### Selected excerpt
# Cooper Rifles?



## joebuck (Oct 1, 2007)

Not in a rush but I am wanting a new rifle and Coopers intrigue me. I know toma has had some and I am hoping he will chime in on this thread. Just looking for some opinions/advice on these rifles from people who have handled and/or shot them. Are they worth the high price tag? Any particular model to lean towards or shy away from? I will probably be buying a 7mm-08. I already have a scope to go on top. 

Thanks for any help you can lend.


----------



## Worn Out (May 10, 2008)

*Well, You made me go...*

...Google them... Beautiful rifles !!


----------



## joebuck (Oct 1, 2007)

I agree Capt. I figure if anybody had one it would be you John. Have you had the privilege of owning one?


----------



## Splittine (Nov 24, 2007)

Joe. Why don't you have a 7mm08 built. Cost about as much as a Cooper buts it's a 1 on a kind. And it's pretty fun picking out all the components.


----------



## Action (Jan 17, 2012)

I have a 17 hmr cooper and it is a great rifle and well worth the price. I haven't shot a large caliber one yet but have handled a few. Scotts in jay has about 10 in stock just not sure the caliber. The only problem with the guns are they seem to follow you home of you hold one! Lol


----------



## joebuck (Oct 1, 2007)

Chase I like this idea but have NO idea where to start? Can you get me started in the right direction?




Splittine said:


> Joe. Why don't you have a 7mm08 built. Cost about as much as a Cooper buts it's a 1 on a kind. And it's pretty fun picking out all the components.


----------



## grey ghost (Jul 24, 2011)

I have a cooper 22 hornet, my crow getter! I have shot a crow at 180 yds with it. Target shooting 100 yds, 5 shot group, a dime will cover 4 of the holes, Hornady v-max shells!!! I bought it used, it is a bad joker!!


----------



## Splittine (Nov 24, 2007)

joebuck said:


> Chase I like this idea but have NO idea where to start? Can you get me started in the right direction?


Call me tomorrow, I can help you with everything. Im having 2 built right now.


----------



## joebuck (Oct 1, 2007)

10-4. I'll holler at ya. Thanks.

### Information provided
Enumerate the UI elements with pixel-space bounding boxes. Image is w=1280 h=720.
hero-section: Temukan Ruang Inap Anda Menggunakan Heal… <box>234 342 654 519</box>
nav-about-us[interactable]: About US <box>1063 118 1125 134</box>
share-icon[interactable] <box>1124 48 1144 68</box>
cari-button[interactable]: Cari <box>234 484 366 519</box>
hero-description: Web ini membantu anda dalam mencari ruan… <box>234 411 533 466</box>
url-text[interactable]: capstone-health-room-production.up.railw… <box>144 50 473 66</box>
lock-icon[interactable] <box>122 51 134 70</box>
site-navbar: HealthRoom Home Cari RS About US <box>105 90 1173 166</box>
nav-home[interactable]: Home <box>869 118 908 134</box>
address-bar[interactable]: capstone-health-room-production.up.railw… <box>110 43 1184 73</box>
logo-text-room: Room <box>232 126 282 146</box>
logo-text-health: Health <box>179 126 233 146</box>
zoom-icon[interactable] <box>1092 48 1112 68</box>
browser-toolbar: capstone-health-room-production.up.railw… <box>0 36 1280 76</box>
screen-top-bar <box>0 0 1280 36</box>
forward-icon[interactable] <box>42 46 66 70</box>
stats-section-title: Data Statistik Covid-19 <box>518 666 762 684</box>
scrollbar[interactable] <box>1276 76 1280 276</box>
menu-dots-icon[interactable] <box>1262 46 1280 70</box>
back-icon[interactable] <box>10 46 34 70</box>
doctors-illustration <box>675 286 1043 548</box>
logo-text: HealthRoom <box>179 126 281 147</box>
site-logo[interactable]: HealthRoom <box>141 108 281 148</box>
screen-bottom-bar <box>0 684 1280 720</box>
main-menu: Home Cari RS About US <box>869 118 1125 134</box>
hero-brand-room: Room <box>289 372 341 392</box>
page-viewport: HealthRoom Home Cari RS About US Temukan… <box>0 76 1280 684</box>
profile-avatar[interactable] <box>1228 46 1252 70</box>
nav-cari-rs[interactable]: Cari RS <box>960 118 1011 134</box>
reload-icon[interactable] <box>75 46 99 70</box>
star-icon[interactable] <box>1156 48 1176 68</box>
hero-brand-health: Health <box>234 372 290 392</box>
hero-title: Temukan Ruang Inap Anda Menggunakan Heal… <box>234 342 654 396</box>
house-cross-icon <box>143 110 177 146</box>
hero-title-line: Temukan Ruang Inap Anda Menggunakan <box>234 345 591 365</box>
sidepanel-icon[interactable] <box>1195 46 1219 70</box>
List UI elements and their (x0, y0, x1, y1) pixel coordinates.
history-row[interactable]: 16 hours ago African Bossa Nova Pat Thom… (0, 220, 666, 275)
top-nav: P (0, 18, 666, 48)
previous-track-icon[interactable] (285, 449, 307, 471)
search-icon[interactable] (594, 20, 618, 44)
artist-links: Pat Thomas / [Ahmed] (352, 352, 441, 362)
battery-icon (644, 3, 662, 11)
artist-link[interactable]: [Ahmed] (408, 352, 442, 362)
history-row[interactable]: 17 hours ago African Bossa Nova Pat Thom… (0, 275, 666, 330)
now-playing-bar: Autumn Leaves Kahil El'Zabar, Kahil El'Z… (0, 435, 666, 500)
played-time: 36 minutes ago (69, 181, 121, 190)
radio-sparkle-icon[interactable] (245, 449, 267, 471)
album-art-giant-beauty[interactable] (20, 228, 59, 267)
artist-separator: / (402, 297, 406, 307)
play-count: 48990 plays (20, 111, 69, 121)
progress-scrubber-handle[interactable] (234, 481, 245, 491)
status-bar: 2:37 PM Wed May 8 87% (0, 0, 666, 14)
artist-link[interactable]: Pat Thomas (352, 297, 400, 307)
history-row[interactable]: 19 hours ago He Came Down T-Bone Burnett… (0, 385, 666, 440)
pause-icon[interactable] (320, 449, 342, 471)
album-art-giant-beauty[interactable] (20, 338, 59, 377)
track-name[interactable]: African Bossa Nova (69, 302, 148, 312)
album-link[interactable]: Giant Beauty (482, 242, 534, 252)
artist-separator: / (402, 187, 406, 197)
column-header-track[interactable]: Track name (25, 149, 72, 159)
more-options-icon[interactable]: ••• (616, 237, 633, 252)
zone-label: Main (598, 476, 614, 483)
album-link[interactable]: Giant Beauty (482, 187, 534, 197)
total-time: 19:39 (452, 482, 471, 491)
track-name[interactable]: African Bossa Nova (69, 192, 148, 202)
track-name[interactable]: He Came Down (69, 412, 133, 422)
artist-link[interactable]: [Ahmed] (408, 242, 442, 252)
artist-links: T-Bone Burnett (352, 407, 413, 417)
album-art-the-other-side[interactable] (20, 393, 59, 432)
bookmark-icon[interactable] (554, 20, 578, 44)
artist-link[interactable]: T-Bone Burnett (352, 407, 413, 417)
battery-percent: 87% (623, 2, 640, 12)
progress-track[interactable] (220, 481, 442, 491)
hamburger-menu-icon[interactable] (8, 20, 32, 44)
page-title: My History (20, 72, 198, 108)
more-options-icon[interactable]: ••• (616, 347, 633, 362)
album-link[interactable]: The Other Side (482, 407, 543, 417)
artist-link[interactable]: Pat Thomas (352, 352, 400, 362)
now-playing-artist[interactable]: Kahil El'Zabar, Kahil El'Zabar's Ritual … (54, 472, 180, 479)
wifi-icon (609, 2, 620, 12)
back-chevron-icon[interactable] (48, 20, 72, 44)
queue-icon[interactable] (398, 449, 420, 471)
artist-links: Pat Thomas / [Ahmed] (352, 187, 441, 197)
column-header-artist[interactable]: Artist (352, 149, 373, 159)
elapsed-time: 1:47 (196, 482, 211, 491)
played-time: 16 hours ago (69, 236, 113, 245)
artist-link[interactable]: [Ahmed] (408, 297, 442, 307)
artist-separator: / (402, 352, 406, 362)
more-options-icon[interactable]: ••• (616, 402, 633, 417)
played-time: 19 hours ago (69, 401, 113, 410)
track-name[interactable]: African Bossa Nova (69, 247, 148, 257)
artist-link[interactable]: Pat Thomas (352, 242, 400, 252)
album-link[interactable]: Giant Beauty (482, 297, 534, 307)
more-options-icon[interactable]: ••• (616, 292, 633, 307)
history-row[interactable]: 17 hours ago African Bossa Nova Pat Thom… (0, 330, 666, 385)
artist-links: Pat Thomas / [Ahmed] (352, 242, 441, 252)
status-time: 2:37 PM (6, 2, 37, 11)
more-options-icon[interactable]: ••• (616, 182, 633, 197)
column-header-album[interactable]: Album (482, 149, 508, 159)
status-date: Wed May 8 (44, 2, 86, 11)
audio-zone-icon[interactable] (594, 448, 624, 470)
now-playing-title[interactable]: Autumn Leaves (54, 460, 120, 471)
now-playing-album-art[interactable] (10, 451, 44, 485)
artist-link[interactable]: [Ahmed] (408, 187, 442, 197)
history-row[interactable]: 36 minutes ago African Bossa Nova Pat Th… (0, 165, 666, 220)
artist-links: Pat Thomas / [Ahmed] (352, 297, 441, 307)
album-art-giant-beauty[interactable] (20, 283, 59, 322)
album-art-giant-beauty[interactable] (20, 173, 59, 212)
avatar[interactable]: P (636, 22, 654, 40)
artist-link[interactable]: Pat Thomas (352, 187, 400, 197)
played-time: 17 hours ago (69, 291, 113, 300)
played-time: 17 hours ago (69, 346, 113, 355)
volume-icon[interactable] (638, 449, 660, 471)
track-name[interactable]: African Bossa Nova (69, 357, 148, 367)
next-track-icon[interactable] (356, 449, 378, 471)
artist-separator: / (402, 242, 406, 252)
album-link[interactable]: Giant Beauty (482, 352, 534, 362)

### Tasks for this exercise
1 – From the forum thread on Cooper rifles, reproduce the passage that begins at the words "Not in a rush" and stops after the words "you can lend.".
2 – Decide whether each statement agrees with the forum thread on Cooper rifles. Answer yes or no, and quote the words from the thread that decide it.
(a) The poster who owns a 17 hmr Cooper considers it worth its price.
(b) The owner of the Cooper 22 hornet bought it new.
(c) Splittine says he is having three rifles built.

### Answers to each task
1 –
Not in a rush but I am wanting a new rifle and Coopers intrigue me. I know toma has had some and I am hoping he will chime in on this thread. Just looking for some opinions/advice on these rifles from people who have handled and/or shot them. Are they worth the high price tag? Any particular model to lean towards or shy away from? I will probably be buying a 7mm-08. I already have a scope to go on top. 

Thanks for any help you can lend.

2 –
(a) Yes: "I have a 17 hmr cooper and it is a great rifle and well worth the price."
(b) No: "I bought it used"
(c) No: "Im having 2 built right now."